■ A block of data ■
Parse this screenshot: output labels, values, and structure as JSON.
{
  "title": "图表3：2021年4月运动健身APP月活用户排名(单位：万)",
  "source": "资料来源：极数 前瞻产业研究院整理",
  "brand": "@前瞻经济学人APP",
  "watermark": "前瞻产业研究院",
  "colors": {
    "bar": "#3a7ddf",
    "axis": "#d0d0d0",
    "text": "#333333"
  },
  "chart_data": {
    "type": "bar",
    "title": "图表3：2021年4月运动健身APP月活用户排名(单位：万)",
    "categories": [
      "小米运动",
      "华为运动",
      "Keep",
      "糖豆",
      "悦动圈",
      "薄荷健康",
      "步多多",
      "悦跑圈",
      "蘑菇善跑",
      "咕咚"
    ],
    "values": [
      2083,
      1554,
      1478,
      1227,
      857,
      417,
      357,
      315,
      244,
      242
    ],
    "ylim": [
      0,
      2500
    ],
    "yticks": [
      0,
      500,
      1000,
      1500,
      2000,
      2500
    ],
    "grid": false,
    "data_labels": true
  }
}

■ The problem ■
Exactly reproduce every record.

■ Result of this task ■
Parse this screenshot: output labels, values, and structure as JSON.
{
  "title": "图表3：2021年4月运动健身APP月活用户排名(单位：万)",
  "source": "资料来源：极数 前瞻产业研究院整理",
  "brand": "@前瞻经济学人APP",
  "watermark": "前瞻产业研究院",
  "colors": {
    "bar": "#3a7ddf",
    "axis": "#d0d0d0",
    "text": "#333333"
  },
  "chart_data": {
    "type": "bar",
    "title": "图表3：2021年4月运动健身APP月活用户排名(单位：万)",
    "categories": [
      "小米运动",
      "华为运动",
      "Keep",
      "糖豆",
      "悦动圈",
      "薄荷健康",
      "步多多",
      "悦跑圈",
      "蘑菇善跑",
      "咕咚"
    ],
    "values": [
      2083,
      1554,
      1478,
      1227,
      857,
      417,
      357,
      315,
      244,
      242
    ],
    "ylim": [
      0,
      2500
    ],
    "yticks": [
      0,
      500,
      1000,
      1500,
      2000,
      2500
    ],
    "grid": false,
    "data_labels": true
  }
}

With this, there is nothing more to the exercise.